GOAL OF THE EXERCISE:
Write the records out again, keeping each line exactly as it is.

DATA ENTRIES:
+ + + + + + +
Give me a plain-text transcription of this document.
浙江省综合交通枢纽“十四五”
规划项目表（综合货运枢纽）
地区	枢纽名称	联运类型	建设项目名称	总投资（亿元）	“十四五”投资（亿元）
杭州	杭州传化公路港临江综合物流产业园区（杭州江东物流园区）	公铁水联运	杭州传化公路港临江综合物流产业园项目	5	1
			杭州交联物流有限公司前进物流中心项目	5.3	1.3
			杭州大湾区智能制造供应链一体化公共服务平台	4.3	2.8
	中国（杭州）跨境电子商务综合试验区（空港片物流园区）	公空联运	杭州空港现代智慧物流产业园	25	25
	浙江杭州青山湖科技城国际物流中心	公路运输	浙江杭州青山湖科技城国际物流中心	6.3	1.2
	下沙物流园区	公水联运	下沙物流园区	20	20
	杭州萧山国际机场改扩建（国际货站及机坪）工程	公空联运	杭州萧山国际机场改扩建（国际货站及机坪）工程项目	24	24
+ + + + + + +
THE OUTPUT:
Give me a plain-text transcription of this document.
浙江省综合交通枢纽“十四五”
规划项目表（综合货运枢纽）
地区	枢纽名称	联运类型	建设项目名称	总投资（亿元）	“十四五”投资（亿元）
杭州	杭州传化公路港临江综合物流产业园区（杭州江东物流园区）	公铁水联运	杭州传化公路港临江综合物流产业园项目	5	1
			杭州交联物流有限公司前进物流中心项目	5.3	1.3
			杭州大湾区智能制造供应链一体化公共服务平台	4.3	2.8
	中国（杭州）跨境电子商务综合试验区（空港片物流园区）	公空联运	杭州空港现代智慧物流产业园	25	25
	浙江杭州青山湖科技城国际物流中心	公路运输	浙江杭州青山湖科技城国际物流中心	6.3	1.2
	下沙物流园区	公水联运	下沙物流园区	20	20
	杭州萧山国际机场改扩建（国际货站及机坪）工程	公空联运	杭州萧山国际机场改扩建（国际货站及机坪）工程项目	24	24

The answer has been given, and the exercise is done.